## Tasks to perform:
**1.** Summarize the passage on detecting fire in video in two sentences.
**2.** List each numbered step that the passage on detecting fire in video mentions, and state what the passage says happens at it.

## Text to read:
§

In one embodiment, the method of combination is to perform a
further transformation of the transform coefficients resulting in
coefficients of a three-dimensional transformation of the original
video sequence. In another embodiment, the coefficients are
represented as a vector sequence that provides a method of
analyzing the first and second set of coefficients. In still other
embodiments, a selected number of coefficients associated with each
of a plurality of frames N can be combined (Number of Frames
N.times.Selected Coefficients K).
[0028] At step 66, the coefficients K associated with a block as
well as the combination of dominant coefficients K associated with
a block in a plurality of frames N are compared with learned models
to determine if the dynamic texture of the block indicates the
presence of fire. The learned model acts as a threshold that allows
video recognition system 14 to determine whether fire is likely
present in a particular block. In one embodiment, the learned model
is programmed by storing spatial transforms of blocks known to
contain fire and the spatial transforms of blocks not containing
fire. In this way, the video recognition system can make
comparisons between spatial coefficients representing blocks in the
plurality of frames stored in frame buffer 18 and spatial
coefficients representing the presence of fire. The result of the
static texture and dynamic texture analysis is provided to fusion
block at step 72. While the embodiment shown in FIG. 3 makes use of
learned models, any of a number of classification techniques known
to one of ordinary skill in the art may be employed without
departing from the spirit and scope of this invention.
[0029] The algorithm shown in block 52 provides a flickering effect
metric. Because of the turbulent motion of characteristic of fires,
individual pixels in a block containing fire will display a
characteristic known as flicker. Flicker can be defined as the
changing of color or intensity of a pixel from frame to frame.
Thus, at step 68, the color or intensity of a pixel from a first
frame is compared with the color or intensity of a pixel (taken at
the same pixel location) from previous frames. The number of pixels
containing characteristic of flicker, or the percentage of pixels
containing characteristics of flicker is determined at step 70. The
resulting flicker metric is fused with other video metrics at step
72. Further information regarding calculation of flicker effects to
determine the presence of fire is provided in the following
references: W. Phillips, III, M. Shah, and N. da Vitoria Lobo.
"Flame Recognition in Video", In Fifth IEEE Workshop on
Applications of Computer Vision, pages 224-229, December 2000 and
T.-H. Chen, P.-H Wu, Y.-C. Chiou, "An early-detection method based
on image processing", in Proceedings of the 2004 International
Conference on Image Processing (ICIP 2004), Singapore, Oct. 24-27,
2004, pp. 1707-1710.

§

[Stored items]
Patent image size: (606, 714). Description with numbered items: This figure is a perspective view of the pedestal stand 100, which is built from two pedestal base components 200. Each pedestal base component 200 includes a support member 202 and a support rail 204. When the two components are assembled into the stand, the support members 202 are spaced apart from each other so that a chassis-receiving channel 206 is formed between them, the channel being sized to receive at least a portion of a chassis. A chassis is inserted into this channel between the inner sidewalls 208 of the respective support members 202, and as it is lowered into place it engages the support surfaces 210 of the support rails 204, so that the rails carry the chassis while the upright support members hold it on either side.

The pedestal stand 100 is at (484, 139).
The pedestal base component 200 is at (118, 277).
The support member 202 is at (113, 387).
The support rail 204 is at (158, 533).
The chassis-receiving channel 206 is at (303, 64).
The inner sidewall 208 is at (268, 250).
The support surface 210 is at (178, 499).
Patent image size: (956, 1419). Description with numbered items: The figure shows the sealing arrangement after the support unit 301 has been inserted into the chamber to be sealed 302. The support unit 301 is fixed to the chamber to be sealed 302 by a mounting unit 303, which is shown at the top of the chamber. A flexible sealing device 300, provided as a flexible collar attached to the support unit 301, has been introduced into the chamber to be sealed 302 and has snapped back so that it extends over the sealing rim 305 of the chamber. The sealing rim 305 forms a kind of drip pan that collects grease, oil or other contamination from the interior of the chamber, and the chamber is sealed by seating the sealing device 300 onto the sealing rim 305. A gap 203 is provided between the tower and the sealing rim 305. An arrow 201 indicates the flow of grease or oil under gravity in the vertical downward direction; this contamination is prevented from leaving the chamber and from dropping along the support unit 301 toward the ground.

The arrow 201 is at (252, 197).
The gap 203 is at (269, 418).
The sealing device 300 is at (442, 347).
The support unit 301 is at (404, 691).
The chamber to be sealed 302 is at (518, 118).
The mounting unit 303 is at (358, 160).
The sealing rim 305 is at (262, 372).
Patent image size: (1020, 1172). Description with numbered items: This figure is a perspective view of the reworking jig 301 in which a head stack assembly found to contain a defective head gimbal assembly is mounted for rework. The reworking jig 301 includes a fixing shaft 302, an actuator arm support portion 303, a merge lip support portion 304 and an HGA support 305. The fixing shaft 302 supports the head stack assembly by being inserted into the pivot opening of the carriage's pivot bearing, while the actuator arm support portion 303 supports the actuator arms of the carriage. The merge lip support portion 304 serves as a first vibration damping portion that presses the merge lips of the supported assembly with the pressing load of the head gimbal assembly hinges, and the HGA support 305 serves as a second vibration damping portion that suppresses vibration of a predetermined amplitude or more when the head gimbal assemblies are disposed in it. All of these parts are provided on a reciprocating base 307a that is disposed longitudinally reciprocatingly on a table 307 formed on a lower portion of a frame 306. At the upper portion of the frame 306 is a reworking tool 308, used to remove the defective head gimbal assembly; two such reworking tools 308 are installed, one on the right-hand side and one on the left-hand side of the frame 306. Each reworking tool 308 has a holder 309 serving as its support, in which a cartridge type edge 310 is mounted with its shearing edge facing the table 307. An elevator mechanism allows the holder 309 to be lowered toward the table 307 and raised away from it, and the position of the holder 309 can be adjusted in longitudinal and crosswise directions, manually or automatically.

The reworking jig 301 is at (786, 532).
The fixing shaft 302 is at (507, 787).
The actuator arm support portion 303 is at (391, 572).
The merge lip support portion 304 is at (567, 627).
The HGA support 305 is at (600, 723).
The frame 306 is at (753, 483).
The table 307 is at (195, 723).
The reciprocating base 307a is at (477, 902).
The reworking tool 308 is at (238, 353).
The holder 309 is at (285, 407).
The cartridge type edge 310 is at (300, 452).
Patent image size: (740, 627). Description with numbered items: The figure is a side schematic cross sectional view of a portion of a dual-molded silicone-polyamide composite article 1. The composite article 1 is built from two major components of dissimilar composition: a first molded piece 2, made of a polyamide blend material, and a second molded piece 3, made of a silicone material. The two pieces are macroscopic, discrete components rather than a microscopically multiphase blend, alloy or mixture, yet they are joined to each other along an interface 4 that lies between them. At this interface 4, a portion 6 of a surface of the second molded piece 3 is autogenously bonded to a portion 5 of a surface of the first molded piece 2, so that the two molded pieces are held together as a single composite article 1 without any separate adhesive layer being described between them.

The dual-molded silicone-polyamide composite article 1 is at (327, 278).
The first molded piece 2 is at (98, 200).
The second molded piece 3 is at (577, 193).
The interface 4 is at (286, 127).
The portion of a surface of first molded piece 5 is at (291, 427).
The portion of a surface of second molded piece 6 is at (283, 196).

§

## Answers to each task:
**1.** At step 66, the coefficients for a block, both alone and combined across a plurality of frames, are compared with learned models built from spatial transforms of blocks known to contain fire and blocks not containing fire, to determine whether the block's dynamic texture indicates fire. A flicker metric is also found by comparing each pixel's color or intensity with previous frames at the same location and counting the number or percentage of flickering pixels, and this metric is fused with other video metrics at step 72.

**2.**
- Step 66: The coefficients K for a block, and the combination of dominant coefficients K for a block across a plurality of frames N, are compared with learned models to determine whether the block's dynamic texture indicates fire.
- Step 68: The color or intensity of a pixel in a first frame is compared with the color or intensity of the pixel at the same location in previous frames.
- Step 70: The number or percentage of pixels with the characteristic of flicker is determined.
- Step 72: The results of the static and dynamic texture analysis go to the fusion block, and the flicker metric is fused with other video metrics.